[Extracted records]
++++++++++++++++++++

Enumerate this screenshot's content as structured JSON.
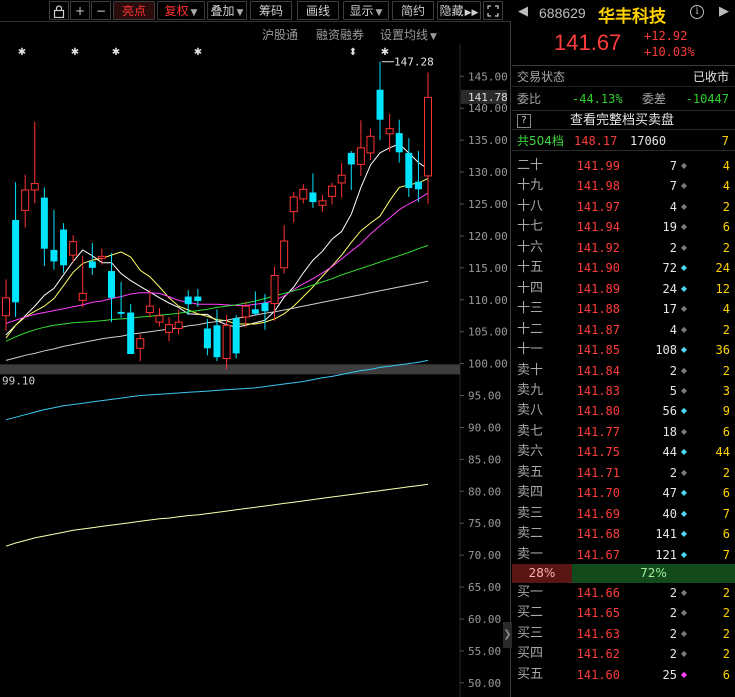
{
  "toolbar": {
    "buttons": [
      {
        "label": "",
        "icon": "lock-icon"
      },
      {
        "label": "+"
      },
      {
        "label": "−"
      },
      {
        "label": "亮点"
      },
      {
        "label": "复权"
      },
      {
        "label": "叠加"
      },
      {
        "label": "筹码"
      },
      {
        "label": "画线"
      },
      {
        "label": "显示"
      },
      {
        "label": "简约"
      },
      {
        "label": "隐藏"
      }
    ],
    "expand_icon": "expand-icon"
  },
  "subbar": {
    "hgt": "沪股通",
    "margin": "融资融券",
    "ma_settings": "设置均线"
  },
  "chart_data": {
    "type": "candlestick",
    "y_axis": {
      "ticks": [
        145.0,
        140.0,
        135.0,
        130.0,
        125.0,
        120.0,
        115.0,
        110.0,
        105.0,
        100.0,
        95.0,
        90.0,
        85.0,
        80.0,
        75.0,
        70.0,
        65.0,
        60.0,
        55.0,
        50.0
      ],
      "tick_labels": [
        "145.00",
        "140.00",
        "135.00",
        "130.00",
        "125.00",
        "120.00",
        "115.00",
        "110.00",
        "105.00",
        "100.00",
        "95.00",
        "90.00",
        "85.00",
        "80.00",
        "75.00",
        "70.00",
        "65.00",
        "60.00",
        "55.00",
        "50.00"
      ],
      "current_label": "141.78",
      "current_value": 141.78,
      "range": [
        49.5,
        152.0
      ]
    },
    "annotations": {
      "high_label": "147.28",
      "high_value": 147.28,
      "low_label": "99.10",
      "low_value": 99.1
    },
    "candles": [
      {
        "o": 107.5,
        "h": 113.2,
        "l": 105.1,
        "c": 110.3
      },
      {
        "o": 122.5,
        "h": 128.4,
        "l": 107.3,
        "c": 109.6
      },
      {
        "o": 124.0,
        "h": 129.6,
        "l": 121.3,
        "c": 127.2
      },
      {
        "o": 127.2,
        "h": 137.9,
        "l": 125.1,
        "c": 128.2
      },
      {
        "o": 126.0,
        "h": 127.6,
        "l": 115.3,
        "c": 118.0
      },
      {
        "o": 117.8,
        "h": 124.1,
        "l": 114.7,
        "c": 116.0
      },
      {
        "o": 121.0,
        "h": 122.0,
        "l": 114.2,
        "c": 115.4
      },
      {
        "o": 117.0,
        "h": 120.1,
        "l": 115.9,
        "c": 119.1
      },
      {
        "o": 109.9,
        "h": 116.9,
        "l": 108.8,
        "c": 111.0
      },
      {
        "o": 116.0,
        "h": 118.9,
        "l": 113.9,
        "c": 115.0
      },
      {
        "o": 116.5,
        "h": 118.0,
        "l": 115.5,
        "c": 116.8
      },
      {
        "o": 114.5,
        "h": 117.3,
        "l": 106.5,
        "c": 110.3
      },
      {
        "o": 108.1,
        "h": 112.8,
        "l": 107.2,
        "c": 107.8
      },
      {
        "o": 108.0,
        "h": 109.3,
        "l": 101.8,
        "c": 101.5
      },
      {
        "o": 102.4,
        "h": 104.6,
        "l": 100.4,
        "c": 103.9
      },
      {
        "o": 108.0,
        "h": 111.5,
        "l": 107.3,
        "c": 109.0
      },
      {
        "o": 106.5,
        "h": 108.7,
        "l": 105.8,
        "c": 107.5
      },
      {
        "o": 104.9,
        "h": 107.3,
        "l": 103.5,
        "c": 106.1
      },
      {
        "o": 105.5,
        "h": 108.4,
        "l": 104.6,
        "c": 106.5
      },
      {
        "o": 110.5,
        "h": 111.5,
        "l": 107.6,
        "c": 109.3
      },
      {
        "o": 110.5,
        "h": 111.7,
        "l": 108.9,
        "c": 109.8
      },
      {
        "o": 105.5,
        "h": 107.0,
        "l": 101.3,
        "c": 102.4
      },
      {
        "o": 106.0,
        "h": 108.5,
        "l": 100.4,
        "c": 101.0
      },
      {
        "o": 100.8,
        "h": 107.6,
        "l": 99.1,
        "c": 106.0
      },
      {
        "o": 107.1,
        "h": 107.6,
        "l": 100.8,
        "c": 101.6
      },
      {
        "o": 107.3,
        "h": 109.7,
        "l": 105.8,
        "c": 109.0
      },
      {
        "o": 108.5,
        "h": 111.3,
        "l": 107.6,
        "c": 107.8
      },
      {
        "o": 109.5,
        "h": 110.9,
        "l": 105.3,
        "c": 108.2
      },
      {
        "o": 109.4,
        "h": 115.2,
        "l": 106.7,
        "c": 113.8
      },
      {
        "o": 115.0,
        "h": 121.7,
        "l": 114.1,
        "c": 119.2
      },
      {
        "o": 123.8,
        "h": 126.9,
        "l": 122.1,
        "c": 126.1
      },
      {
        "o": 125.8,
        "h": 128.1,
        "l": 125.1,
        "c": 127.3
      },
      {
        "o": 126.8,
        "h": 129.8,
        "l": 124.4,
        "c": 125.3
      },
      {
        "o": 124.8,
        "h": 126.4,
        "l": 123.8,
        "c": 125.5
      },
      {
        "o": 126.2,
        "h": 128.3,
        "l": 124.9,
        "c": 127.8
      },
      {
        "o": 128.3,
        "h": 131.4,
        "l": 126.0,
        "c": 129.5
      },
      {
        "o": 133.0,
        "h": 133.3,
        "l": 127.2,
        "c": 131.2
      },
      {
        "o": 131.2,
        "h": 138.1,
        "l": 129.4,
        "c": 133.8
      },
      {
        "o": 133.0,
        "h": 136.8,
        "l": 131.9,
        "c": 135.6
      },
      {
        "o": 142.9,
        "h": 147.3,
        "l": 135.0,
        "c": 138.2
      },
      {
        "o": 136.0,
        "h": 139.1,
        "l": 133.2,
        "c": 136.8
      },
      {
        "o": 136.1,
        "h": 138.2,
        "l": 131.5,
        "c": 133.1
      },
      {
        "o": 133.0,
        "h": 135.3,
        "l": 126.1,
        "c": 127.5
      },
      {
        "o": 128.5,
        "h": 133.3,
        "l": 125.3,
        "c": 127.3
      },
      {
        "o": 129.4,
        "h": 145.6,
        "l": 125.0,
        "c": 141.7
      }
    ],
    "ma_lines": [
      {
        "color": "#ffffff",
        "values": [
          104.5,
          106.0,
          107.5,
          109.0,
          110.7,
          111.8,
          113.9,
          116.0,
          117.8,
          116.9,
          115.8,
          115.8,
          114.1,
          113.0,
          112.1,
          111.2,
          110.3,
          109.5,
          108.8,
          107.8,
          107.7,
          107.7,
          106.7,
          106.1,
          105.7,
          106.0,
          106.4,
          106.8,
          108.2,
          110.4,
          112.0,
          114.2,
          116.2,
          117.6,
          119.5,
          120.7,
          123.4,
          127.6,
          131.1,
          133.0,
          133.8,
          134.4,
          133.0,
          131.5,
          130.5
        ]
      },
      {
        "color": "#ffff66",
        "values": [
          104.0,
          106.0,
          107.3,
          108.2,
          109.0,
          110.2,
          112.2,
          114.3,
          115.7,
          116.2,
          116.5,
          117.0,
          117.5,
          116.7,
          114.6,
          113.6,
          112.0,
          110.3,
          109.0,
          108.4,
          107.8,
          107.4,
          106.9,
          106.7,
          106.2,
          106.2,
          106.2,
          106.5,
          107.0,
          107.8,
          109.0,
          110.5,
          112.0,
          113.7,
          115.3,
          117.0,
          119.0,
          120.8,
          122.0,
          123.1,
          125.5,
          127.6,
          128.0,
          128.3,
          129.0
        ]
      },
      {
        "color": "#ff40ff",
        "values": [
          106.3,
          106.8,
          107.3,
          107.7,
          108.0,
          108.3,
          108.6,
          108.9,
          109.2,
          109.6,
          109.8,
          110.2,
          110.5,
          110.9,
          111.1,
          111.1,
          111.0,
          110.5,
          109.9,
          109.6,
          109.3,
          109.3,
          109.3,
          109.2,
          109.1,
          109.1,
          109.3,
          109.5,
          109.9,
          110.6,
          111.6,
          112.5,
          113.3,
          114.2,
          115.2,
          116.4,
          117.6,
          118.8,
          120.3,
          121.6,
          122.8,
          124.1,
          125.0,
          125.8,
          126.7
        ]
      },
      {
        "color": "#33dd33",
        "values": [
          103.5,
          104.2,
          104.8,
          105.3,
          105.7,
          106.0,
          106.2,
          106.4,
          106.5,
          106.6,
          106.7,
          106.9,
          107.0,
          107.1,
          107.3,
          107.4,
          107.6,
          107.7,
          107.9,
          108.1,
          108.3,
          108.5,
          108.8,
          109.0,
          109.2,
          109.5,
          109.8,
          110.2,
          110.6,
          111.0,
          111.4,
          111.8,
          112.3,
          112.8,
          113.3,
          113.9,
          114.4,
          114.9,
          115.4,
          115.9,
          116.4,
          116.9,
          117.4,
          118.0,
          118.5
        ]
      },
      {
        "color": "#cfcfcf",
        "values": [
          100.5,
          100.9,
          101.3,
          101.6,
          102.0,
          102.3,
          102.7,
          103.0,
          103.3,
          103.6,
          103.9,
          104.1,
          104.3,
          104.6,
          104.8,
          105.0,
          105.2,
          105.4,
          105.6,
          105.9,
          106.1,
          106.4,
          106.6,
          106.8,
          107.1,
          107.3,
          107.6,
          107.9,
          108.1,
          108.4,
          108.7,
          109.0,
          109.3,
          109.6,
          109.9,
          110.2,
          110.5,
          110.8,
          111.1,
          111.4,
          111.7,
          112.0,
          112.3,
          112.6,
          112.9
        ]
      },
      {
        "color": "#3bc8f0",
        "values": [
          91.2,
          91.6,
          92.0,
          92.4,
          92.8,
          93.1,
          93.4,
          93.6,
          93.8,
          94.0,
          94.2,
          94.4,
          94.6,
          94.8,
          95.0,
          95.1,
          95.2,
          95.3,
          95.4,
          95.5,
          95.6,
          95.7,
          95.8,
          95.9,
          96.0,
          96.1,
          96.2,
          96.4,
          96.6,
          96.8,
          97.0,
          97.2,
          97.5,
          97.8,
          98.0,
          98.3,
          98.6,
          98.9,
          99.1,
          99.4,
          99.6,
          99.8,
          100.0,
          100.2,
          100.5
        ]
      },
      {
        "color": "#ffffb0",
        "values": [
          71.4,
          71.9,
          72.3,
          72.7,
          73.0,
          73.3,
          73.6,
          73.9,
          74.1,
          74.3,
          74.5,
          74.7,
          74.9,
          75.1,
          75.3,
          75.5,
          75.7,
          75.8,
          76.0,
          76.2,
          76.3,
          76.5,
          76.7,
          76.9,
          77.1,
          77.3,
          77.5,
          77.7,
          77.9,
          78.1,
          78.3,
          78.5,
          78.7,
          78.9,
          79.1,
          79.3,
          79.5,
          79.7,
          79.9,
          80.1,
          80.3,
          80.5,
          80.7,
          80.9,
          81.1
        ]
      }
    ],
    "markers": {
      "candle_indices": [
        2,
        9,
        14,
        25,
        44
      ],
      "star_indices": [
        1,
        4,
        7,
        12
      ],
      "arrow_index": 43
    }
  },
  "quote": {
    "code": "688629",
    "name": "华丰科技",
    "price": "141.67",
    "change": "+12.92",
    "change_pct": "+10.03%",
    "status_label": "交易状态",
    "status_value": "已收市",
    "weibi_label": "委比",
    "weibi_value": "-44.13%",
    "weicha_label": "委差",
    "weicha_value": "-10447",
    "full_book_q": "?",
    "full_book_label": "查看完整档买卖盘",
    "total": {
      "label": "共504档",
      "price": "148.17",
      "vol": "17060",
      "cnt": "7"
    },
    "asks": [
      {
        "label": "二十",
        "price": "141.99",
        "vol": "7",
        "dot": "grey",
        "cnt": "4"
      },
      {
        "label": "十九",
        "price": "141.98",
        "vol": "7",
        "dot": "grey",
        "cnt": "4"
      },
      {
        "label": "十八",
        "price": "141.97",
        "vol": "4",
        "dot": "grey",
        "cnt": "2"
      },
      {
        "label": "十七",
        "price": "141.94",
        "vol": "19",
        "dot": "grey",
        "cnt": "6"
      },
      {
        "label": "十六",
        "price": "141.92",
        "vol": "2",
        "dot": "grey",
        "cnt": "2"
      },
      {
        "label": "十五",
        "price": "141.90",
        "vol": "72",
        "dot": "cyan",
        "cnt": "24"
      },
      {
        "label": "十四",
        "price": "141.89",
        "vol": "24",
        "dot": "cyan",
        "cnt": "12"
      },
      {
        "label": "十三",
        "price": "141.88",
        "vol": "17",
        "dot": "grey",
        "cnt": "4"
      },
      {
        "label": "十二",
        "price": "141.87",
        "vol": "4",
        "dot": "grey",
        "cnt": "2"
      },
      {
        "label": "十一",
        "price": "141.85",
        "vol": "108",
        "dot": "cyan",
        "cnt": "36"
      },
      {
        "label": "卖十",
        "price": "141.84",
        "vol": "2",
        "dot": "grey",
        "cnt": "2"
      },
      {
        "label": "卖九",
        "price": "141.83",
        "vol": "5",
        "dot": "grey",
        "cnt": "3"
      },
      {
        "label": "卖八",
        "price": "141.80",
        "vol": "56",
        "dot": "cyan",
        "cnt": "9"
      },
      {
        "label": "卖七",
        "price": "141.77",
        "vol": "18",
        "dot": "grey",
        "cnt": "6"
      },
      {
        "label": "卖六",
        "price": "141.75",
        "vol": "44",
        "dot": "cyan",
        "cnt": "44"
      },
      {
        "label": "卖五",
        "price": "141.71",
        "vol": "2",
        "dot": "grey",
        "cnt": "2"
      },
      {
        "label": "卖四",
        "price": "141.70",
        "vol": "47",
        "dot": "cyan",
        "cnt": "6"
      },
      {
        "label": "卖三",
        "price": "141.69",
        "vol": "40",
        "dot": "cyan",
        "cnt": "7"
      },
      {
        "label": "卖二",
        "price": "141.68",
        "vol": "141",
        "dot": "cyan",
        "cnt": "6"
      },
      {
        "label": "卖一",
        "price": "141.67",
        "vol": "121",
        "dot": "cyan",
        "cnt": "7"
      }
    ],
    "ratio": {
      "sell": "28%",
      "buy": "72%"
    },
    "bids": [
      {
        "label": "买一",
        "price": "141.66",
        "vol": "2",
        "dot": "grey",
        "cnt": "2"
      },
      {
        "label": "买二",
        "price": "141.65",
        "vol": "2",
        "dot": "grey",
        "cnt": "2"
      },
      {
        "label": "买三",
        "price": "141.63",
        "vol": "2",
        "dot": "grey",
        "cnt": "2"
      },
      {
        "label": "买四",
        "price": "141.62",
        "vol": "2",
        "dot": "grey",
        "cnt": "2"
      },
      {
        "label": "买五",
        "price": "141.60",
        "vol": "25",
        "dot": "magenta",
        "cnt": "6"
      }
    ]
  }
}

++++++++++++++++++++

» Exercise aim
The word "icon" appears in how many lines of the records? Give the number only.

» Problem solution
2